◆ **RECORD EXCERPTS**
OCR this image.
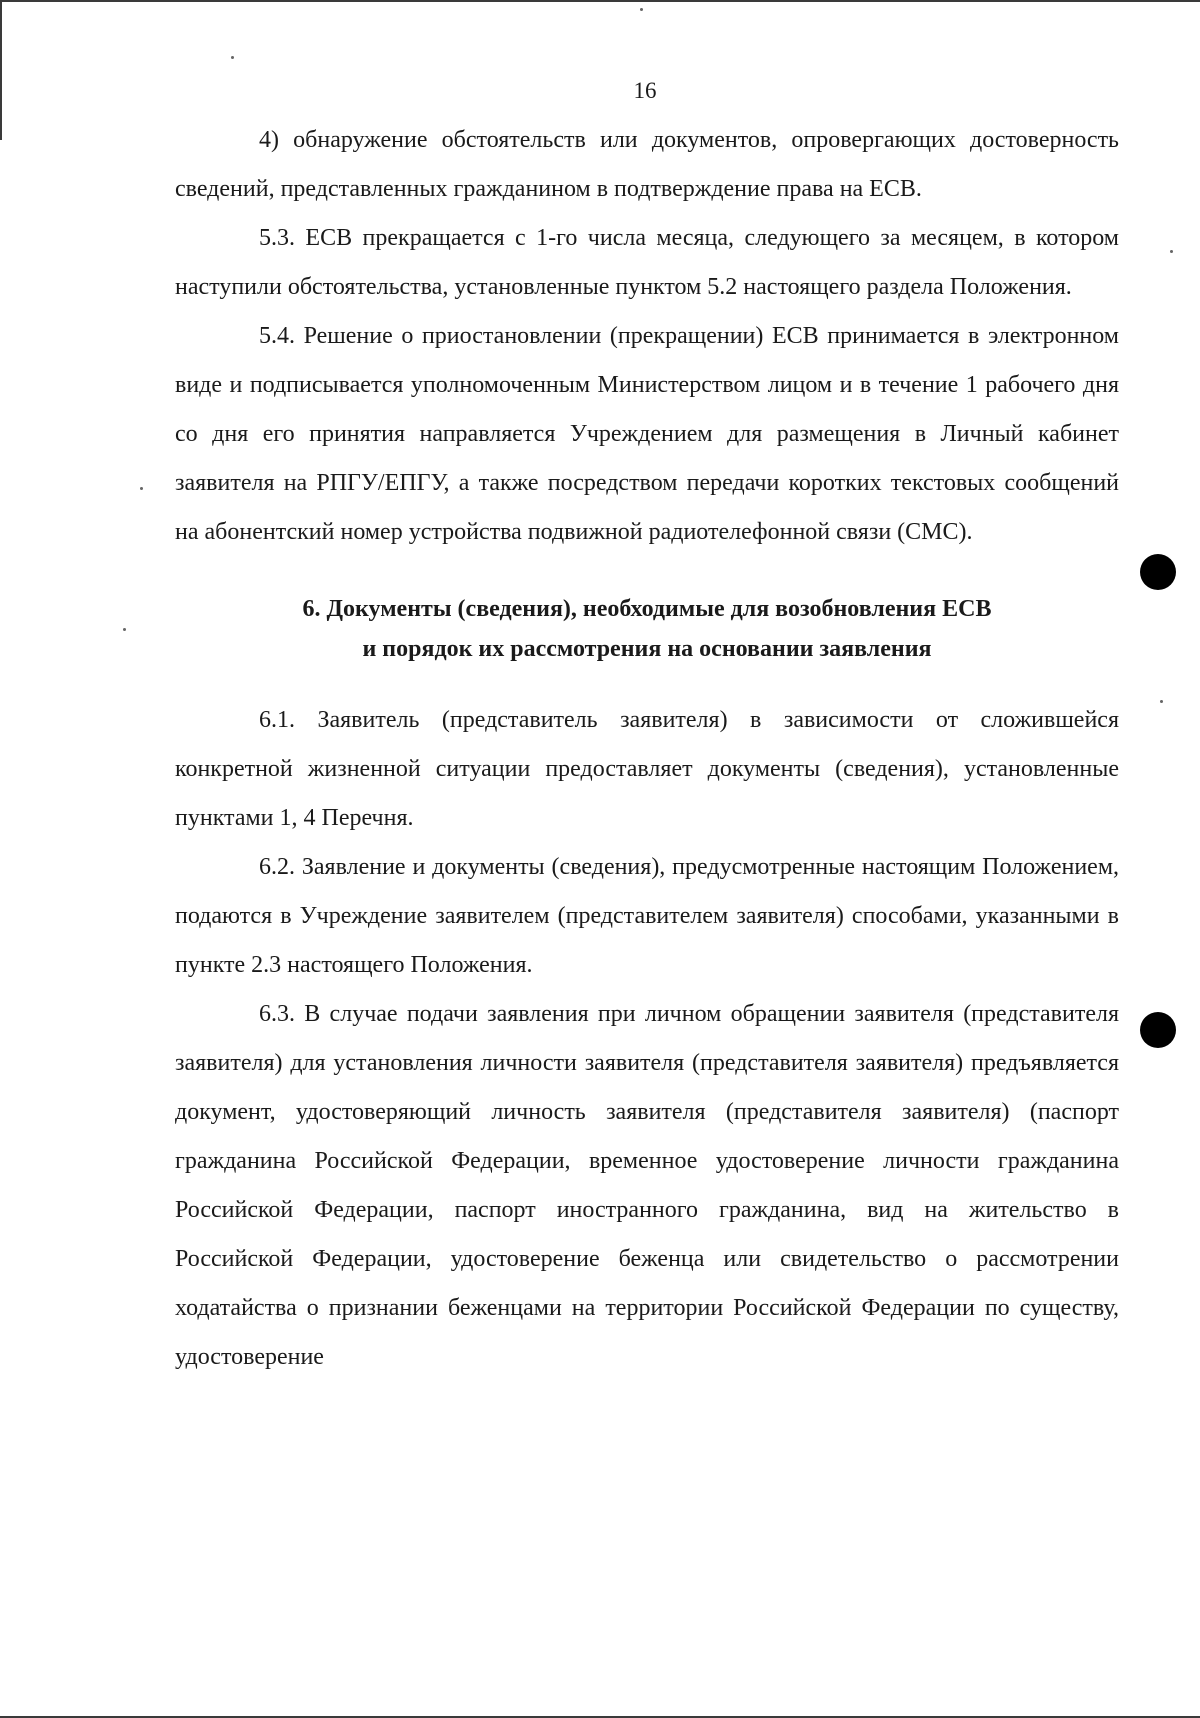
16

4) обнаружение обстоятельств или документов, опровергающих достоверность сведений, представленных гражданином в подтверждение права на ЕСВ.

5.3. ЕСВ прекращается с 1-го числа месяца, следующего за месяцем, в котором наступили обстоятельства, установленные пунктом 5.2 настоящего раздела Положения.

5.4. Решение о приостановлении (прекращении) ЕСВ принимается в электронном виде и подписывается уполномоченным Министерством лицом и в течение 1 рабочего дня со дня его принятия направляется Учреждением для размещения в Личный кабинет заявителя на РПГУ/ЕПГУ, а также посредством передачи коротких текстовых сообщений на абонентский номер устройства подвижной радиотелефонной связи (СМС).

6. Документы (сведения), необходимые для возобновления ЕСВ
и порядок их рассмотрения на основании заявления

6.1. Заявитель (представитель заявителя) в зависимости от сложившейся конкретной жизненной ситуации предоставляет документы (сведения), установленные пунктами 1, 4 Перечня.

6.2. Заявление и документы (сведения), предусмотренные настоящим Положением, подаются в Учреждение заявителем (представителем заявителя) способами, указанными в пункте 2.3 настоящего Положения.

6.3. В случае подачи заявления при личном обращении заявителя (представителя заявителя) для установления личности заявителя (представителя заявителя) предъявляется документ, удостоверяющий личность заявителя (представителя заявителя) (паспорт гражданина Российской Федерации, временное удостоверение личности гражданина Российской Федерации, паспорт иностранного гражданина, вид на жительство в Российской Федерации, удостоверение беженца или свидетельство о рассмотрении ходатайства о признании беженцами на территории Российской Федерации по существу, удостоверение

◆ **WHAT NEEDS TO BE DONE**
Repeat the material above verbatim. Leave the pictures behind.

◆ **SOLUTION**
OCR this image.
16

4) обнаружение обстоятельств или документов, опровергающих достоверность сведений, представленных гражданином в подтверждение права на ЕСВ.

5.3. ЕСВ прекращается с 1-го числа месяца, следующего за месяцем, в котором наступили обстоятельства, установленные пунктом 5.2 настоящего раздела Положения.

5.4. Решение о приостановлении (прекращении) ЕСВ принимается в электронном виде и подписывается уполномоченным Министерством лицом и в течение 1 рабочего дня со дня его принятия направляется Учреждением для размещения в Личный кабинет заявителя на РПГУ/ЕПГУ, а также посредством передачи коротких текстовых сообщений на абонентский номер устройства подвижной радиотелефонной связи (СМС).

6. Документы (сведения), необходимые для возобновления ЕСВ
и порядок их рассмотрения на основании заявления

6.1. Заявитель (представитель заявителя) в зависимости от сложившейся конкретной жизненной ситуации предоставляет документы (сведения), установленные пунктами 1, 4 Перечня.

6.2. Заявление и документы (сведения), предусмотренные настоящим Положением, подаются в Учреждение заявителем (представителем заявителя) способами, указанными в пункте 2.3 настоящего Положения.

6.3. В случае подачи заявления при личном обращении заявителя (представителя заявителя) для установления личности заявителя (представителя заявителя) предъявляется документ, удостоверяющий личность заявителя (представителя заявителя) (паспорт гражданина Российской Федерации, временное удостоверение личности гражданина Российской Федерации, паспорт иностранного гражданина, вид на жительство в Российской Федерации, удостоверение беженца или свидетельство о рассмотрении ходатайства о признании беженцами на территории Российской Федерации по существу, удостоверение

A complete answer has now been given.